● **EXERCISE TASK**
Output the full listing word for word.

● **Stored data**
* START *

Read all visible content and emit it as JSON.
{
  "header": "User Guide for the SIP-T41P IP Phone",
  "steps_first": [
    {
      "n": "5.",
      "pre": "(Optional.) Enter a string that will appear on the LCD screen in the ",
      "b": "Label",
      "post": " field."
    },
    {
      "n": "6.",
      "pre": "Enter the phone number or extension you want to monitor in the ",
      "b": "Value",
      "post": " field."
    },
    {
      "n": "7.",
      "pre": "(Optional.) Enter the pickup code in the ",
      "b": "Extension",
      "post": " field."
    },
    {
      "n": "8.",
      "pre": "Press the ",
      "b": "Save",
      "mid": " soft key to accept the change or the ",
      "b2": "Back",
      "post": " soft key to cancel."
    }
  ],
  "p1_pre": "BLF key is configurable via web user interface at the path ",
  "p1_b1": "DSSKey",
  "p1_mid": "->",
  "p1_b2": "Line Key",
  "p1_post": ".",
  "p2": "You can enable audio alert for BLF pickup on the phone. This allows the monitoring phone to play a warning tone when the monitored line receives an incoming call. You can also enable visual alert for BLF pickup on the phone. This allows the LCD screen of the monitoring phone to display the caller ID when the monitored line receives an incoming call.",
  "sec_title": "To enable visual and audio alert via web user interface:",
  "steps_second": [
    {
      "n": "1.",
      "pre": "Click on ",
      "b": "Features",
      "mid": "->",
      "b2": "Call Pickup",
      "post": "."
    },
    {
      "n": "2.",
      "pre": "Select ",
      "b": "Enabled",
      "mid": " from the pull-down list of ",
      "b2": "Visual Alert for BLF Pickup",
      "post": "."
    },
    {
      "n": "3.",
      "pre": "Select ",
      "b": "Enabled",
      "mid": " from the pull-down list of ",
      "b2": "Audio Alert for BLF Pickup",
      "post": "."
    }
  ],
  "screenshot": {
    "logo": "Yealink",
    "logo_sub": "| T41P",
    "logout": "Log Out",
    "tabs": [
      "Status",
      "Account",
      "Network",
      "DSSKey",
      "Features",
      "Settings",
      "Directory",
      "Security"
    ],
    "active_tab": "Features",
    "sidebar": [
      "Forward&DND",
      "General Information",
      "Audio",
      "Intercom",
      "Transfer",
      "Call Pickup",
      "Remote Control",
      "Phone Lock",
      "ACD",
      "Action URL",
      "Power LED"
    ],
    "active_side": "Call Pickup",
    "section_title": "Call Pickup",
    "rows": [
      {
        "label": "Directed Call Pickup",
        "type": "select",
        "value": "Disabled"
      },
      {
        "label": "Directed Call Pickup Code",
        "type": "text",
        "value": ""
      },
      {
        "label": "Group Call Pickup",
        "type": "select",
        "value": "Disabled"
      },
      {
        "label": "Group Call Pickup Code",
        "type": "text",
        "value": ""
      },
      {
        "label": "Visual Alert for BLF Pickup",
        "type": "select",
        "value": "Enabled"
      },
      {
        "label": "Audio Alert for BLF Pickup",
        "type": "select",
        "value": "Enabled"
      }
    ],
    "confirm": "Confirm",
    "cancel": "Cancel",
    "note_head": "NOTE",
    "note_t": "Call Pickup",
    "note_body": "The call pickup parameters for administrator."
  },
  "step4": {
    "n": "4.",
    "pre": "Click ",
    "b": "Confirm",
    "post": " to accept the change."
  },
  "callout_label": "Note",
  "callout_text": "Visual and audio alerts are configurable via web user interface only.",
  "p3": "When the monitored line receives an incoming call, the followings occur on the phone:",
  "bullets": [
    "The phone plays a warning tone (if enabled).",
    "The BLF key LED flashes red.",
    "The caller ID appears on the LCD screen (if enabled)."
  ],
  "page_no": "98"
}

* END *

● **EXERCISE SOLUTION**
Read all visible content and emit it as JSON.
{
  "header": "User Guide for the SIP-T41P IP Phone",
  "steps_first": [
    {
      "n": "5.",
      "pre": "(Optional.) Enter a string that will appear on the LCD screen in the ",
      "b": "Label",
      "post": " field."
    },
    {
      "n": "6.",
      "pre": "Enter the phone number or extension you want to monitor in the ",
      "b": "Value",
      "post": " field."
    },
    {
      "n": "7.",
      "pre": "(Optional.) Enter the pickup code in the ",
      "b": "Extension",
      "post": " field."
    },
    {
      "n": "8.",
      "pre": "Press the ",
      "b": "Save",
      "mid": " soft key to accept the change or the ",
      "b2": "Back",
      "post": " soft key to cancel."
    }
  ],
  "p1_pre": "BLF key is configurable via web user interface at the path ",
  "p1_b1": "DSSKey",
  "p1_mid": "->",
  "p1_b2": "Line Key",
  "p1_post": ".",
  "p2": "You can enable audio alert for BLF pickup on the phone. This allows the monitoring phone to play a warning tone when the monitored line receives an incoming call. You can also enable visual alert for BLF pickup on the phone. This allows the LCD screen of the monitoring phone to display the caller ID when the monitored line receives an incoming call.",
  "sec_title": "To enable visual and audio alert via web user interface:",
  "steps_second": [
    {
      "n": "1.",
      "pre": "Click on ",
      "b": "Features",
      "mid": "->",
      "b2": "Call Pickup",
      "post": "."
    },
    {
      "n": "2.",
      "pre": "Select ",
      "b": "Enabled",
      "mid": " from the pull-down list of ",
      "b2": "Visual Alert for BLF Pickup",
      "post": "."
    },
    {
      "n": "3.",
      "pre": "Select ",
      "b": "Enabled",
      "mid": " from the pull-down list of ",
      "b2": "Audio Alert for BLF Pickup",
      "post": "."
    }
  ],
  "screenshot": {
    "logo": "Yealink",
    "logo_sub": "| T41P",
    "logout": "Log Out",
    "tabs": [
      "Status",
      "Account",
      "Network",
      "DSSKey",
      "Features",
      "Settings",
      "Directory",
      "Security"
    ],
    "active_tab": "Features",
    "sidebar": [
      "Forward&DND",
      "General Information",
      "Audio",
      "Intercom",
      "Transfer",
      "Call Pickup",
      "Remote Control",
      "Phone Lock",
      "ACD",
      "Action URL",
      "Power LED"
    ],
    "active_side": "Call Pickup",
    "section_title": "Call Pickup",
    "rows": [
      {
        "label": "Directed Call Pickup",
        "type": "select",
        "value": "Disabled"
      },
      {
        "label": "Directed Call Pickup Code",
        "type": "text",
        "value": ""
      },
      {
        "label": "Group Call Pickup",
        "type": "select",
        "value": "Disabled"
      },
      {
        "label": "Group Call Pickup Code",
        "type": "text",
        "value": ""
      },
      {
        "label": "Visual Alert for BLF Pickup",
        "type": "select",
        "value": "Enabled"
      },
      {
        "label": "Audio Alert for BLF Pickup",
        "type": "select",
        "value": "Enabled"
      }
    ],
    "confirm": "Confirm",
    "cancel": "Cancel",
    "note_head": "NOTE",
    "note_t": "Call Pickup",
    "note_body": "The call pickup parameters for administrator."
  },
  "step4": {
    "n": "4.",
    "pre": "Click ",
    "b": "Confirm",
    "post": " to accept the change."
  },
  "callout_label": "Note",
  "callout_text": "Visual and audio alerts are configurable via web user interface only.",
  "p3": "When the monitored line receives an incoming call, the followings occur on the phone:",
  "bullets": [
    "The phone plays a warning tone (if enabled).",
    "The BLF key LED flashes red.",
    "The caller ID appears on the LCD screen (if enabled)."
  ],
  "page_no": "98"
}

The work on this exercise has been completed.